◆ **STATED PROBLEM**
Check every line of the data below for the string "教学方法", and copy the ones that hold it.

----

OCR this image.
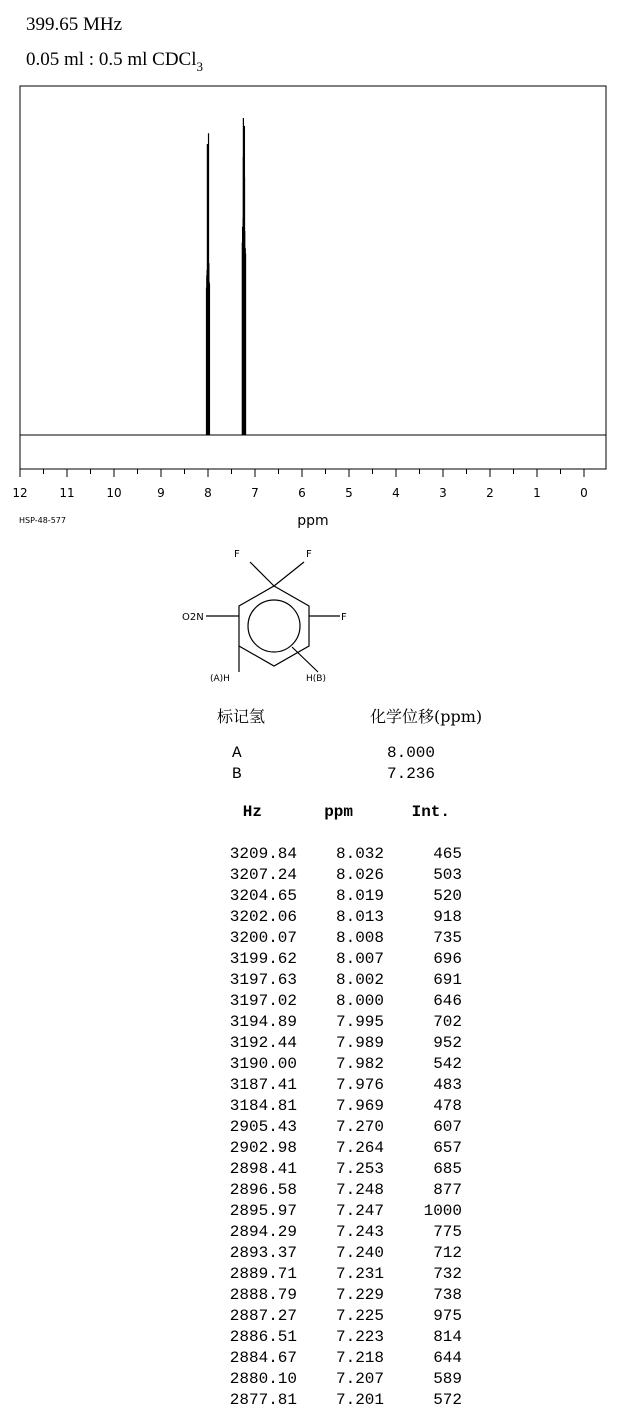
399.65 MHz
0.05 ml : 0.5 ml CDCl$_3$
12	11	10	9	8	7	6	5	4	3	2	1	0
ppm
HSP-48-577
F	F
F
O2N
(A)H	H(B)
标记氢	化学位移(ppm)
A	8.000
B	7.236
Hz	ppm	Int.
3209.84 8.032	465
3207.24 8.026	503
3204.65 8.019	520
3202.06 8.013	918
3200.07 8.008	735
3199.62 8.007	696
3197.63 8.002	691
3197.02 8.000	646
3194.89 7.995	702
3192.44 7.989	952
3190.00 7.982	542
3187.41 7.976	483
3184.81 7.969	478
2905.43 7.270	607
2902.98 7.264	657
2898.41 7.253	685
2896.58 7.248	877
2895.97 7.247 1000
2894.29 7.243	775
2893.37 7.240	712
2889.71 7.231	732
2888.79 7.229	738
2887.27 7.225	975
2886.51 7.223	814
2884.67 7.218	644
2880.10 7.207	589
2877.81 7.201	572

----

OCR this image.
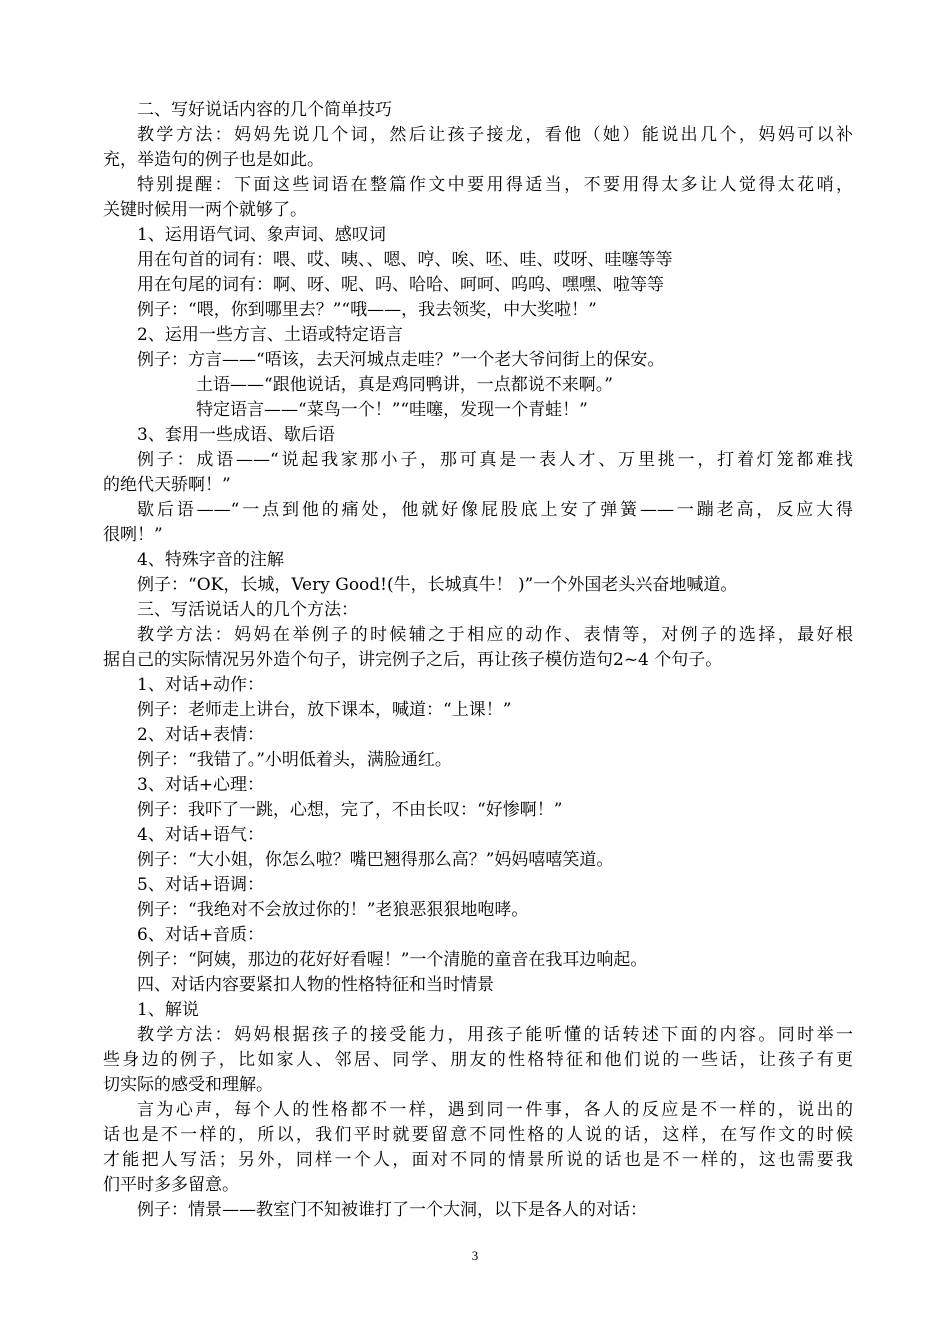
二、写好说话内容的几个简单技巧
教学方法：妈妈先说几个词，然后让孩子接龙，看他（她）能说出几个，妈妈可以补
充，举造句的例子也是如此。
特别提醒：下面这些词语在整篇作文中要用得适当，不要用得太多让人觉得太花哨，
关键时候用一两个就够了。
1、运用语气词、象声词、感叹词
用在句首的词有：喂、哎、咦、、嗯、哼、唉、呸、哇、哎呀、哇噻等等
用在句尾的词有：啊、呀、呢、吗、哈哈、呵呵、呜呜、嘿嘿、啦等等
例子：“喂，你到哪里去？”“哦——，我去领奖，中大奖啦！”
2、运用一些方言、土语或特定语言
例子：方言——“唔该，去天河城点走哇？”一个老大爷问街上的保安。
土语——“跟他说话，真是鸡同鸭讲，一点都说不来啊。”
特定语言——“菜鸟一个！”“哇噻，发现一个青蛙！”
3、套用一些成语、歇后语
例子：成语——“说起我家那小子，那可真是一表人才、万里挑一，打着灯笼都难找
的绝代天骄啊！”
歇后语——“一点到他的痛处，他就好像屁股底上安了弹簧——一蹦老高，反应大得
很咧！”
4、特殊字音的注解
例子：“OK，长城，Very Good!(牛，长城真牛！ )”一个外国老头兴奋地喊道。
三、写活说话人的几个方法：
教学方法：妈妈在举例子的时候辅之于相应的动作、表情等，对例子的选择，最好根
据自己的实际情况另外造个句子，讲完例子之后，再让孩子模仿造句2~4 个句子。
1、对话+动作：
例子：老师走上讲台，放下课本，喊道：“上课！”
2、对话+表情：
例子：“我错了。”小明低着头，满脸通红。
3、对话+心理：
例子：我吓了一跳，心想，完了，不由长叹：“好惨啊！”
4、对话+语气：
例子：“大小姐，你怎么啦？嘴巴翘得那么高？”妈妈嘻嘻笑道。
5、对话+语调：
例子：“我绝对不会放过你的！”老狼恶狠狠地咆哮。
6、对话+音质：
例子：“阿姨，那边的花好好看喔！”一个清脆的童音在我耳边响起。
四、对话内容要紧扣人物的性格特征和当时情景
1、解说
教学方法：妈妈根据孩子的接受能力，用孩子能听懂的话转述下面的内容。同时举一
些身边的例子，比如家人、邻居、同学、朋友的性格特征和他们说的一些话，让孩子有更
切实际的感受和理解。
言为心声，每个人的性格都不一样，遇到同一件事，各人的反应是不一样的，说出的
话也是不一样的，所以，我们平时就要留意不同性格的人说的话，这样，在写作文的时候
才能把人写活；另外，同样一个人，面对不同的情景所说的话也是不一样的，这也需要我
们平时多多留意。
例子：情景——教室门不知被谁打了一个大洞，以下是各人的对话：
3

----

◆ **FINAL RESULT**
教学方法：妈妈先说几个词，然后让孩子接龙，看他（她）能说出几个，妈妈可以补
教学方法：妈妈在举例子的时候辅之于相应的动作、表情等，对例子的选择，最好根
教学方法：妈妈根据孩子的接受能力，用孩子能听懂的话转述下面的内容。同时举一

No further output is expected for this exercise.